Recorded data

====================

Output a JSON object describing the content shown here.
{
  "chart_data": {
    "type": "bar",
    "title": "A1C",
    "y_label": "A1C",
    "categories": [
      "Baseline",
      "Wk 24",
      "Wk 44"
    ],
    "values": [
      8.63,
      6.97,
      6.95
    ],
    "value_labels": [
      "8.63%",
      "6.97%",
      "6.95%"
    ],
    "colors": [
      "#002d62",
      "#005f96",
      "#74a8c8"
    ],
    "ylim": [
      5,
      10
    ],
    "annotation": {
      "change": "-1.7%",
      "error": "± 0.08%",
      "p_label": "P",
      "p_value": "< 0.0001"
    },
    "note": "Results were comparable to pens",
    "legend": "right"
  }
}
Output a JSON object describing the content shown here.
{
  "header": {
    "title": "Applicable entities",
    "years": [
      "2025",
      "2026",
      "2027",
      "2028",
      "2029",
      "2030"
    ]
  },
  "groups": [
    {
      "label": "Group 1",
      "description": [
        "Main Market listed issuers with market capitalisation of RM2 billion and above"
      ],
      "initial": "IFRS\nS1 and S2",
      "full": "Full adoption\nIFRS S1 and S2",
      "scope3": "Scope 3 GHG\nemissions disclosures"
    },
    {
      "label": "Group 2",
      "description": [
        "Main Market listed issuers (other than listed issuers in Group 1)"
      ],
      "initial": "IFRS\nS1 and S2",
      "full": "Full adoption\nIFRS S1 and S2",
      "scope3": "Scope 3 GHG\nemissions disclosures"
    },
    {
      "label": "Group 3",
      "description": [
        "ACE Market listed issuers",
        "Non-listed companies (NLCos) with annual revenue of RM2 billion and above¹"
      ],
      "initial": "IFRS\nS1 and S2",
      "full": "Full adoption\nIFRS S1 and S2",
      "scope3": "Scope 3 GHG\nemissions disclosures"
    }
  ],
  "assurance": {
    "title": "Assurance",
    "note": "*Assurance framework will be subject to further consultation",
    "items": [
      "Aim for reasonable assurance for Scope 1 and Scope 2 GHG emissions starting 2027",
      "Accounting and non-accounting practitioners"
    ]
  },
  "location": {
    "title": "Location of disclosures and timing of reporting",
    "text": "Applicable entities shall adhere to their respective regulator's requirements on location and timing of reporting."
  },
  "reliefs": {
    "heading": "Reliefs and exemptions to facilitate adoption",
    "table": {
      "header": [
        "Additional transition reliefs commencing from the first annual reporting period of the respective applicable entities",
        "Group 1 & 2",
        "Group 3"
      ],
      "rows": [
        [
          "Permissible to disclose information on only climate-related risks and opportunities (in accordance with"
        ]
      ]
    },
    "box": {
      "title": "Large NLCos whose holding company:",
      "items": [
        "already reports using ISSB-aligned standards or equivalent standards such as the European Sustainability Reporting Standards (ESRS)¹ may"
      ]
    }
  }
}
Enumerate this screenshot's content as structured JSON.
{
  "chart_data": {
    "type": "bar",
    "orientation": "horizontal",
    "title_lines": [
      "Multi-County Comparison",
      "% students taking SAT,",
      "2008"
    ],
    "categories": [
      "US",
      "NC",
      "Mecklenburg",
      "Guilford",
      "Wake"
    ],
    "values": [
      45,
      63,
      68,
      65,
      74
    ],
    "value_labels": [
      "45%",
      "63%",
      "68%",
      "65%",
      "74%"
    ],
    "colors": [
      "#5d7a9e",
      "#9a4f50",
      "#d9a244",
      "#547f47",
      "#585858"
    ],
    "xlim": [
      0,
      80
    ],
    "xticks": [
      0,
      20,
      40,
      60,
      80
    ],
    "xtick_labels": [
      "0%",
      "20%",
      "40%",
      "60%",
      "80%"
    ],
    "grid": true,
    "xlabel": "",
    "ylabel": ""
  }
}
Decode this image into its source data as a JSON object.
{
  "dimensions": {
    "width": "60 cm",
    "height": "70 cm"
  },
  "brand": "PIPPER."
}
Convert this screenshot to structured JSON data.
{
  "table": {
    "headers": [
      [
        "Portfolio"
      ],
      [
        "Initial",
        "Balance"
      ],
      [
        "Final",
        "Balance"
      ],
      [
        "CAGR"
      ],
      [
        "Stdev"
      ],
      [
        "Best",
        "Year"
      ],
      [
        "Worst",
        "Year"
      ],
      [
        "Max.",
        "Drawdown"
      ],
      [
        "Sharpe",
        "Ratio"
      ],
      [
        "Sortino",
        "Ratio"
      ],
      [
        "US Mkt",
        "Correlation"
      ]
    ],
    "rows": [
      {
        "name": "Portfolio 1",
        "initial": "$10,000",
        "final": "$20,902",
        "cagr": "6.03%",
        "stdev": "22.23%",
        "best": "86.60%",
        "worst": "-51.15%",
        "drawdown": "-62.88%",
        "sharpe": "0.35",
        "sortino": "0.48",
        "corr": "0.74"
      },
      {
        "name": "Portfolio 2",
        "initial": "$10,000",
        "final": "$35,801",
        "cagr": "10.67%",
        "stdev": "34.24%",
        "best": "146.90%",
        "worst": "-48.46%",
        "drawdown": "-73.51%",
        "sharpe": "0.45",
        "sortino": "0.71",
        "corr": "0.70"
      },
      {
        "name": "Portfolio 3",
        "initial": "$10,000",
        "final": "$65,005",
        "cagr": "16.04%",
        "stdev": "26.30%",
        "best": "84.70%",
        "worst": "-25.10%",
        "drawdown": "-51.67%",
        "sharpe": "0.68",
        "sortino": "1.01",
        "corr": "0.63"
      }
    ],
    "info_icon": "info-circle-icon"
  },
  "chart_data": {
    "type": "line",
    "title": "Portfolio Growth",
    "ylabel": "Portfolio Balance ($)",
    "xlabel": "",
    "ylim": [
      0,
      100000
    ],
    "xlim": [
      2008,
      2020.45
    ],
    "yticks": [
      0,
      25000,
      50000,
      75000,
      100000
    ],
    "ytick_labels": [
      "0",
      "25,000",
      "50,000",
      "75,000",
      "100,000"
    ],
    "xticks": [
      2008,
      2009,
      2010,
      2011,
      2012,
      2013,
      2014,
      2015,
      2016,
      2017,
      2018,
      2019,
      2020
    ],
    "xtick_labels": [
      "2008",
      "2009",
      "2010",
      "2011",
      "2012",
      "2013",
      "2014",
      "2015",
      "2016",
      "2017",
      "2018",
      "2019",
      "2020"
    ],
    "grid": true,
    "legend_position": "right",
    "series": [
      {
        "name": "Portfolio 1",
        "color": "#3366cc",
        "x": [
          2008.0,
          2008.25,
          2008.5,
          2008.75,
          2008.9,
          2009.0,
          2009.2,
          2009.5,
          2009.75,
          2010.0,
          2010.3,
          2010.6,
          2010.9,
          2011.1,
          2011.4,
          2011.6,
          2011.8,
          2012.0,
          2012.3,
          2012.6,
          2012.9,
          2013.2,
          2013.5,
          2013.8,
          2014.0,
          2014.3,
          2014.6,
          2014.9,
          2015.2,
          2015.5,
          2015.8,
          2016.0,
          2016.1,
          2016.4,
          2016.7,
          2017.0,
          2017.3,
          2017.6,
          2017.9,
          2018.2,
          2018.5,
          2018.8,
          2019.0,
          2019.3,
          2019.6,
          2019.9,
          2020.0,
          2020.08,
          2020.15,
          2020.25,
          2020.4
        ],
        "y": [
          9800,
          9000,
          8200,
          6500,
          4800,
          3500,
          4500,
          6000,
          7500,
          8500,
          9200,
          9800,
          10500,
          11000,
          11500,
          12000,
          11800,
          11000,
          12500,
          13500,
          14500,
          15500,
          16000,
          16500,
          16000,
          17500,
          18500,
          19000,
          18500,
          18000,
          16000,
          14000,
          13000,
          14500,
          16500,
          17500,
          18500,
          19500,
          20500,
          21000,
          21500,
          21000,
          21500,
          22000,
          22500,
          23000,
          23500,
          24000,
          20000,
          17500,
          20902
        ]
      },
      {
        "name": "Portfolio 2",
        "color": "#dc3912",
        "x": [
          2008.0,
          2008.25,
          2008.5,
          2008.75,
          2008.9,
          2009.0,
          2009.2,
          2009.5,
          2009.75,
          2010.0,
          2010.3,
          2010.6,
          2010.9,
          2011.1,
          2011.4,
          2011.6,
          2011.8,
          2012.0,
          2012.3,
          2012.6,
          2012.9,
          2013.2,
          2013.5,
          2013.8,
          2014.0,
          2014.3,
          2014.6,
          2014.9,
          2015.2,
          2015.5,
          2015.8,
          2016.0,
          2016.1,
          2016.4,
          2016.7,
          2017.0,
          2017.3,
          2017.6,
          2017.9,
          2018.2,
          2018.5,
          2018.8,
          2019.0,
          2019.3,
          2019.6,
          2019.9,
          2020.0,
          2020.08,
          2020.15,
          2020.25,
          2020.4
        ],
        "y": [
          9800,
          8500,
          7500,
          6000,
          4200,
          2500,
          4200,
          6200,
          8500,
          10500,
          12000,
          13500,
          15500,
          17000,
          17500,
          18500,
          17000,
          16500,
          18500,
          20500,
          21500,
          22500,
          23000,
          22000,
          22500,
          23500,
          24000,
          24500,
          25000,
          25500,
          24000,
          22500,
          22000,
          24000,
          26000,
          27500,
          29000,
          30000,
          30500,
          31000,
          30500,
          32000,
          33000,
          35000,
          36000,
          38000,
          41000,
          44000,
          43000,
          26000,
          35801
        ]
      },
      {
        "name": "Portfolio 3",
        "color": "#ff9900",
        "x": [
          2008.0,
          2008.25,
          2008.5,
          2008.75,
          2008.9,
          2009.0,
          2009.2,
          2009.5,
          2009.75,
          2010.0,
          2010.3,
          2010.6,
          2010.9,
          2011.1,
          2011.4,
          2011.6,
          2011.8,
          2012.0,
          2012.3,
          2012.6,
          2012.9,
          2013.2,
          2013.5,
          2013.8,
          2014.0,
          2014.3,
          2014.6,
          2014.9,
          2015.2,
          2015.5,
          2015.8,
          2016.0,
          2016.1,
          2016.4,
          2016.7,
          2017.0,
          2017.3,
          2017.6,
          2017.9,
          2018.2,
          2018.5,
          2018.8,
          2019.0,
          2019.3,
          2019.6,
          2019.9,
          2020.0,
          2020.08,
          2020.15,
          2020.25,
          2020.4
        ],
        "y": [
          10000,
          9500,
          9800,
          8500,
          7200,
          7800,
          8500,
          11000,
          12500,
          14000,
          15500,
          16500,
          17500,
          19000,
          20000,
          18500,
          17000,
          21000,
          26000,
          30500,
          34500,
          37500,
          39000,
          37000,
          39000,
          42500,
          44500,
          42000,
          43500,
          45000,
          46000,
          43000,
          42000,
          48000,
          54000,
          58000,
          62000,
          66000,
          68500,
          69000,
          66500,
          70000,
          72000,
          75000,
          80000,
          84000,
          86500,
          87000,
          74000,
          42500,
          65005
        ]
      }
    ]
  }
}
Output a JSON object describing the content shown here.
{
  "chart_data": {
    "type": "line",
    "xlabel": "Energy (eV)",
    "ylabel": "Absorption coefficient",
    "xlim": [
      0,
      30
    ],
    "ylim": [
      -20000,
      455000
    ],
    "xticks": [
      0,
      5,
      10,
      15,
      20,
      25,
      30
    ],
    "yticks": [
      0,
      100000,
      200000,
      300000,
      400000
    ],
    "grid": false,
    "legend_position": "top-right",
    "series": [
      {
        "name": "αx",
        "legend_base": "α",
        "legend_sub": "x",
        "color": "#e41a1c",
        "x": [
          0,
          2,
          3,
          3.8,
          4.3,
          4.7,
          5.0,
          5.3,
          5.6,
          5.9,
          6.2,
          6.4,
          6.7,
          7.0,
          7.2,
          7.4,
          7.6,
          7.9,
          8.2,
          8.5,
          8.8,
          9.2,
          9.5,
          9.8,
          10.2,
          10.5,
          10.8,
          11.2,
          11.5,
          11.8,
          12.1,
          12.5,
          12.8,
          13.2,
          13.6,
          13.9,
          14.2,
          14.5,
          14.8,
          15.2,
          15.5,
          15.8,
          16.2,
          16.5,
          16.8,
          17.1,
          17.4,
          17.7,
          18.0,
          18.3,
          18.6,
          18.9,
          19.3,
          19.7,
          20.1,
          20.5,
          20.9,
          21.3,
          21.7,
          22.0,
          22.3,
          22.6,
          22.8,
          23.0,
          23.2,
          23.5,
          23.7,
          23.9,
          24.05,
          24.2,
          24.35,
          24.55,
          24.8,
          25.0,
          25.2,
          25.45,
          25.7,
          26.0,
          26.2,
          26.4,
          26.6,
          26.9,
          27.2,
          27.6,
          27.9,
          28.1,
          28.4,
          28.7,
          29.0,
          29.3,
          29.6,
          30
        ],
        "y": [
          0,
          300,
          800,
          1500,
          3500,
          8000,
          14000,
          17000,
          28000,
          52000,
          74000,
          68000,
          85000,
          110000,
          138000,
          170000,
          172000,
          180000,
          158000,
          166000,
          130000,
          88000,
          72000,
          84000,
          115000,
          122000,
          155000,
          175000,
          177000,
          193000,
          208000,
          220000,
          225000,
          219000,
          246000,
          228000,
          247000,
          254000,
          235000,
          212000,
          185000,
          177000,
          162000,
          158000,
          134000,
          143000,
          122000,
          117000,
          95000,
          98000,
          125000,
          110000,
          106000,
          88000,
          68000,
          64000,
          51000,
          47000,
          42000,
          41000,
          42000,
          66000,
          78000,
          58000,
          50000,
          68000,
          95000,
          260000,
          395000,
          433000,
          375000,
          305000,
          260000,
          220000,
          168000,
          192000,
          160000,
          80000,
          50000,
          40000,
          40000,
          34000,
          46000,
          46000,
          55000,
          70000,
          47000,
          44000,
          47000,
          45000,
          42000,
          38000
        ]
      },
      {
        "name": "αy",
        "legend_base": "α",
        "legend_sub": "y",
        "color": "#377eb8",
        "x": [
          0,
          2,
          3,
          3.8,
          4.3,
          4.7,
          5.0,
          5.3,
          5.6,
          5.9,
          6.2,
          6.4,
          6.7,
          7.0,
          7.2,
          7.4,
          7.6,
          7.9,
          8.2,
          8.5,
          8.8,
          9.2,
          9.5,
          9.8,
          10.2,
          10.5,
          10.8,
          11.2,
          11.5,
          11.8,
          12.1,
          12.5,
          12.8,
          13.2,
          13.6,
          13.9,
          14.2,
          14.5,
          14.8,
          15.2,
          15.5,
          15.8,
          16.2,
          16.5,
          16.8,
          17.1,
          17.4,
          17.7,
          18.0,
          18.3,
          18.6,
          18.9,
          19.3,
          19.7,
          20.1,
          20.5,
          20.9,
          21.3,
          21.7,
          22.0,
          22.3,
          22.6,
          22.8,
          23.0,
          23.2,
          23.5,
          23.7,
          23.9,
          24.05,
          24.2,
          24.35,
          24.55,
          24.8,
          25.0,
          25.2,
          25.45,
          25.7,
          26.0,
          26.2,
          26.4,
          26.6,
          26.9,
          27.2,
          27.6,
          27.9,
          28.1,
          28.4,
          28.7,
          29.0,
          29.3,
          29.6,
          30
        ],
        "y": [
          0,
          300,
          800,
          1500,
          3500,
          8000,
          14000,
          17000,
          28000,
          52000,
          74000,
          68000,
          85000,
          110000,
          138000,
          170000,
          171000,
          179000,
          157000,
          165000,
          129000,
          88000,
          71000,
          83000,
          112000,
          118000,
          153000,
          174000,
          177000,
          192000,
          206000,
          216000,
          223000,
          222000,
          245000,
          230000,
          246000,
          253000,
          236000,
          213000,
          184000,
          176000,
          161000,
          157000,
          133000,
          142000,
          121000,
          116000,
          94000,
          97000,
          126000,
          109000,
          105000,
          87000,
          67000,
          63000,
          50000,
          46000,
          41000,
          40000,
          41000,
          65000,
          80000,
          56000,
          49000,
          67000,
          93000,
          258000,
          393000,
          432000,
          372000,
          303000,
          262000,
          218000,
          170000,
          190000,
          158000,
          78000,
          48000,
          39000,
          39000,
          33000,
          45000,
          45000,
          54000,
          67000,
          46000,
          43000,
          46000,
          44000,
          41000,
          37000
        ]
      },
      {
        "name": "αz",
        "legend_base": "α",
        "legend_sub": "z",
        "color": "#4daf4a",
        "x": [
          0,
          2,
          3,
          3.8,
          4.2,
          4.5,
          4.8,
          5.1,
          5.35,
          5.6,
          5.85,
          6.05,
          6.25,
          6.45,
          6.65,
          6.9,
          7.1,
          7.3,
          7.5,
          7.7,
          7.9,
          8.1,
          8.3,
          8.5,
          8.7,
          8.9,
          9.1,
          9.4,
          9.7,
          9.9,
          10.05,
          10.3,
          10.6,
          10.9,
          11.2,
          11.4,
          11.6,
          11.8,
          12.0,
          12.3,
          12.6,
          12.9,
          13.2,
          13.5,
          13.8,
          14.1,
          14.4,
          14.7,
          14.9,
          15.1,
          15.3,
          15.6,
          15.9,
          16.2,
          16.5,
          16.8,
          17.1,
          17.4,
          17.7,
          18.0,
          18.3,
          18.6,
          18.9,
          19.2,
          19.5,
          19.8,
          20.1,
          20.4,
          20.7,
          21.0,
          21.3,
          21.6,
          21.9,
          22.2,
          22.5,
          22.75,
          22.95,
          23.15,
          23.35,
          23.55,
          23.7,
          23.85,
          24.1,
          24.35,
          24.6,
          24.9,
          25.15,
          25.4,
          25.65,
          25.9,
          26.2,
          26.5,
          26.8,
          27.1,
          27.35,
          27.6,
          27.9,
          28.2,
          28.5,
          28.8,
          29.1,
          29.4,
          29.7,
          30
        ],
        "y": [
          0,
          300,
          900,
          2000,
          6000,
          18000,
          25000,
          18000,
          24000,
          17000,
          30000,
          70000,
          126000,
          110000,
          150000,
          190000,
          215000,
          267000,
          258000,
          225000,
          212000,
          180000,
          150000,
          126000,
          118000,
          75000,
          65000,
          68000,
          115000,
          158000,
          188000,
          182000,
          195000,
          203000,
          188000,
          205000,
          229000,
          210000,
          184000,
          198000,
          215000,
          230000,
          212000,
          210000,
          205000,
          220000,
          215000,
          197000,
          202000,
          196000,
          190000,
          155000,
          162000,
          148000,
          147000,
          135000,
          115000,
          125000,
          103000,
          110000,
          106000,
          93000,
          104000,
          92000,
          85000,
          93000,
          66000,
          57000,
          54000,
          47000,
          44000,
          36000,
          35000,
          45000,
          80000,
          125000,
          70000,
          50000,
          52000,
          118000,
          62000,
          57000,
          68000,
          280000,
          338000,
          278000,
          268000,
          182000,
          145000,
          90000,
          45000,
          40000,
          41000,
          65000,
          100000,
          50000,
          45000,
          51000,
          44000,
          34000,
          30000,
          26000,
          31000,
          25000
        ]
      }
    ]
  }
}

====================

> [Challenge]
Filter the entries down to the lines with the word "issuers" in them.

> [Response to the exercise]
        "Main Market listed issuers with market capitalisation of RM2 billion and above"
        "Main Market listed issuers (other than listed issuers in Group 1)"
        "ACE Market listed issuers",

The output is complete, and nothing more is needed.